Objective>
From the records below, copy every line that contains the word "water".

* * * * *

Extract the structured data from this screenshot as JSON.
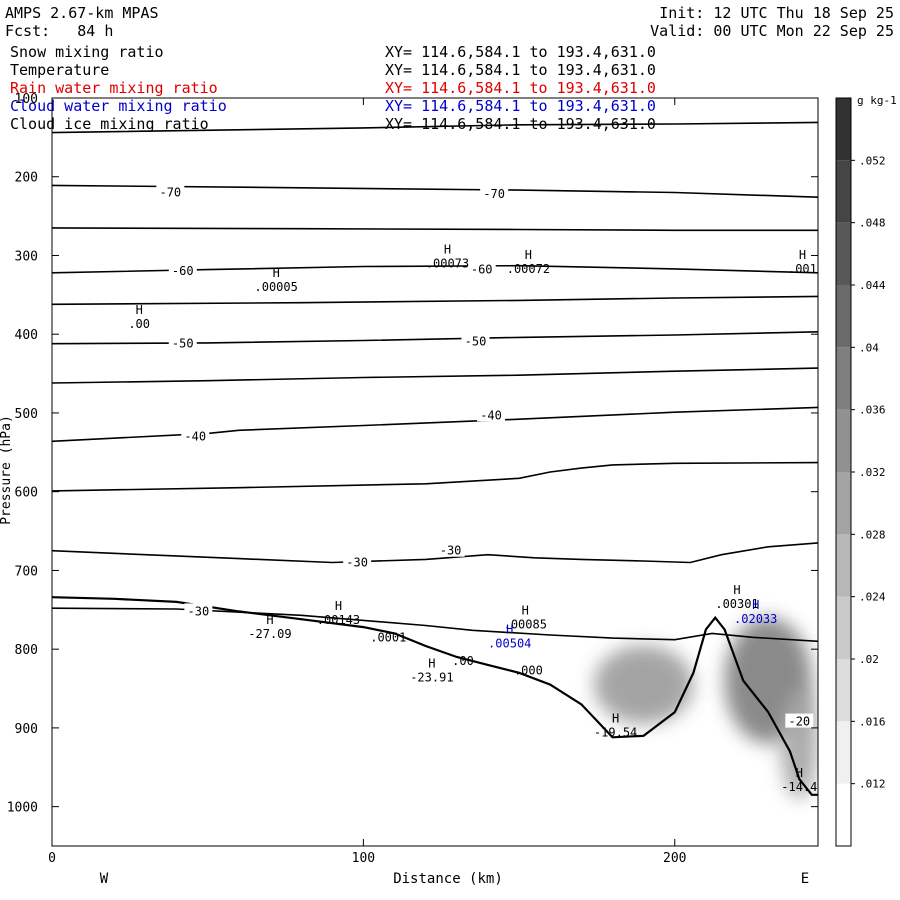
{
  "header": {
    "model": "AMPS 2.67-km MPAS",
    "forecast": "Fcst:   84 h",
    "init": "Init: 12 UTC Thu 18 Sep 25",
    "valid": "Valid: 00 UTC Mon 22 Sep 25"
  },
  "legend": [
    {
      "label": "Snow mixing ratio",
      "xy": "XY= 114.6,584.1 to 193.4,631.0",
      "color": "#000000"
    },
    {
      "label": "Temperature",
      "xy": "XY= 114.6,584.1 to 193.4,631.0",
      "color": "#000000"
    },
    {
      "label": "Rain water mixing ratio",
      "xy": "XY= 114.6,584.1 to 193.4,631.0",
      "color": "#e00000"
    },
    {
      "label": "Cloud water mixing ratio",
      "xy": "XY= 114.6,584.1 to 193.4,631.0",
      "color": "#0000cc"
    },
    {
      "label": "Cloud ice mixing ratio",
      "xy": "XY= 114.6,584.1 to 193.4,631.0",
      "color": "#000000"
    }
  ],
  "chart_data": {
    "type": "cross-section",
    "xlabel": "Distance (km)",
    "ylabel": "Pressure (hPa)",
    "xlim": [
      0,
      246
    ],
    "ylim": [
      1050,
      100
    ],
    "x_ticks": [
      0,
      100,
      200
    ],
    "y_ticks": [
      100,
      200,
      300,
      400,
      500,
      600,
      700,
      800,
      900,
      1000
    ],
    "west_label": "W",
    "east_label": "E",
    "colorbar": {
      "unit": "g kg-1",
      "levels": [
        0.012,
        0.016,
        0.02,
        0.024,
        0.028,
        0.032,
        0.036,
        0.04,
        0.044,
        0.048,
        0.052
      ],
      "tick_labels": [
        ".012",
        ".016",
        ".02",
        ".024",
        ".028",
        ".032",
        ".036",
        ".04",
        ".044",
        ".048",
        ".052"
      ]
    },
    "isotherms": [
      {
        "points": [
          [
            0,
            144
          ],
          [
            100,
            138
          ],
          [
            150,
            134
          ],
          [
            200,
            133
          ],
          [
            246,
            131
          ]
        ]
      },
      {
        "points": [
          [
            0,
            211
          ],
          [
            80,
            214
          ],
          [
            150,
            217
          ],
          [
            200,
            220
          ],
          [
            246,
            226
          ]
        ]
      },
      {
        "points": [
          [
            0,
            265
          ],
          [
            80,
            266
          ],
          [
            150,
            267
          ],
          [
            200,
            268
          ],
          [
            246,
            268
          ]
        ]
      },
      {
        "points": [
          [
            0,
            322
          ],
          [
            50,
            318
          ],
          [
            100,
            314
          ],
          [
            150,
            313
          ],
          [
            200,
            317
          ],
          [
            246,
            322
          ]
        ]
      },
      {
        "points": [
          [
            0,
            362
          ],
          [
            80,
            360
          ],
          [
            150,
            357
          ],
          [
            200,
            354
          ],
          [
            246,
            352
          ]
        ]
      },
      {
        "points": [
          [
            0,
            412
          ],
          [
            50,
            411
          ],
          [
            100,
            408
          ],
          [
            150,
            404
          ],
          [
            200,
            401
          ],
          [
            246,
            397
          ]
        ]
      },
      {
        "points": [
          [
            0,
            462
          ],
          [
            50,
            459
          ],
          [
            100,
            455
          ],
          [
            150,
            452
          ],
          [
            200,
            447
          ],
          [
            246,
            443
          ]
        ]
      },
      {
        "points": [
          [
            0,
            536
          ],
          [
            50,
            526
          ],
          [
            60,
            522
          ],
          [
            100,
            516
          ],
          [
            150,
            508
          ],
          [
            200,
            499
          ],
          [
            246,
            493
          ]
        ]
      },
      {
        "points": [
          [
            0,
            599
          ],
          [
            60,
            595
          ],
          [
            120,
            590
          ],
          [
            150,
            583
          ],
          [
            160,
            575
          ],
          [
            170,
            570
          ],
          [
            180,
            566
          ],
          [
            200,
            564
          ],
          [
            246,
            563
          ]
        ]
      },
      {
        "points": [
          [
            0,
            675
          ],
          [
            30,
            680
          ],
          [
            60,
            685
          ],
          [
            90,
            690
          ],
          [
            120,
            686
          ],
          [
            140,
            680
          ],
          [
            155,
            684
          ],
          [
            170,
            686
          ],
          [
            190,
            688
          ],
          [
            205,
            690
          ],
          [
            215,
            680
          ],
          [
            230,
            670
          ],
          [
            246,
            665
          ]
        ]
      },
      {
        "points": [
          [
            0,
            748
          ],
          [
            40,
            749
          ],
          [
            80,
            757
          ],
          [
            120,
            770
          ],
          [
            135,
            776
          ],
          [
            160,
            782
          ],
          [
            180,
            786
          ],
          [
            200,
            788
          ],
          [
            212,
            780
          ],
          [
            225,
            785
          ],
          [
            246,
            790
          ]
        ]
      }
    ],
    "isotherm_labels": [
      {
        "x": 38,
        "p": 220,
        "text": "-70"
      },
      {
        "x": 142,
        "p": 222,
        "text": "-70"
      },
      {
        "x": 42,
        "p": 320,
        "text": "-60"
      },
      {
        "x": 138,
        "p": 318,
        "text": "-60"
      },
      {
        "x": 42,
        "p": 412,
        "text": "-50"
      },
      {
        "x": 136,
        "p": 409,
        "text": "-50"
      },
      {
        "x": 46,
        "p": 530,
        "text": "-40"
      },
      {
        "x": 141,
        "p": 503,
        "text": "-40"
      },
      {
        "x": 98,
        "p": 690,
        "text": "-30"
      },
      {
        "x": 128,
        "p": 675,
        "text": "-30"
      },
      {
        "x": 47,
        "p": 752,
        "text": "-30"
      },
      {
        "x": 240,
        "p": 892,
        "text": "-20"
      }
    ],
    "terrain": [
      [
        0,
        734
      ],
      [
        20,
        736
      ],
      [
        40,
        740
      ],
      [
        60,
        752
      ],
      [
        80,
        762
      ],
      [
        100,
        772
      ],
      [
        110,
        780
      ],
      [
        120,
        796
      ],
      [
        130,
        810
      ],
      [
        140,
        820
      ],
      [
        150,
        830
      ],
      [
        160,
        845
      ],
      [
        170,
        870
      ],
      [
        180,
        912
      ],
      [
        190,
        910
      ],
      [
        200,
        880
      ],
      [
        206,
        830
      ],
      [
        210,
        775
      ],
      [
        213,
        760
      ],
      [
        216,
        775
      ],
      [
        222,
        840
      ],
      [
        230,
        880
      ],
      [
        237,
        930
      ],
      [
        240,
        965
      ],
      [
        244,
        985
      ],
      [
        246,
        985
      ]
    ],
    "highs": [
      {
        "x": 28,
        "p": 392,
        "text": ".00",
        "color": "#000000"
      },
      {
        "x": 72,
        "p": 345,
        "text": ".00005",
        "color": "#000000"
      },
      {
        "x": 127,
        "p": 315,
        "text": ".00073",
        "color": "#000000"
      },
      {
        "x": 153,
        "p": 322,
        "text": ".00072",
        "color": "#000000"
      },
      {
        "x": 241,
        "p": 322,
        "text": ".001",
        "color": "#000000"
      },
      {
        "x": 70,
        "p": 786,
        "text": "-27.09",
        "color": "#000000"
      },
      {
        "x": 92,
        "p": 768,
        "text": ".00143",
        "color": "#000000"
      },
      {
        "x": 152,
        "p": 774,
        "text": ".00085",
        "color": "#000000"
      },
      {
        "x": 147,
        "p": 798,
        "text": ".00504",
        "color": "#0000cc"
      },
      {
        "x": 122,
        "p": 841,
        "text": "-23.91",
        "color": "#000000"
      },
      {
        "x": 181,
        "p": 911,
        "text": "-19.54",
        "color": "#000000"
      },
      {
        "x": 220,
        "p": 748,
        "text": ".00301",
        "color": "#000000"
      },
      {
        "x": 226,
        "p": 767,
        "text": ".02033",
        "color": "#0000cc"
      },
      {
        "x": 240,
        "p": 980,
        "text": "-14.4",
        "color": "#000000"
      }
    ],
    "misc_labels": [
      {
        "x": 108,
        "p": 790,
        "text": ".0001",
        "color": "#000000"
      },
      {
        "x": 132,
        "p": 820,
        "text": ".00",
        "color": "#000000"
      },
      {
        "x": 153,
        "p": 832,
        "text": ".000",
        "color": "#000000"
      }
    ],
    "shaded": [
      {
        "x": 190,
        "p": 845,
        "rx": 16,
        "rp": 50,
        "value": 0.03
      },
      {
        "x": 230,
        "p": 840,
        "rx": 14,
        "rp": 80,
        "value": 0.036
      },
      {
        "x": 240,
        "p": 920,
        "rx": 6,
        "rp": 70,
        "value": 0.028
      }
    ]
  }
}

* * * * *

Task output>
      "label": "Rain water mixing ratio",
      "label": "Cloud water mixing ratio",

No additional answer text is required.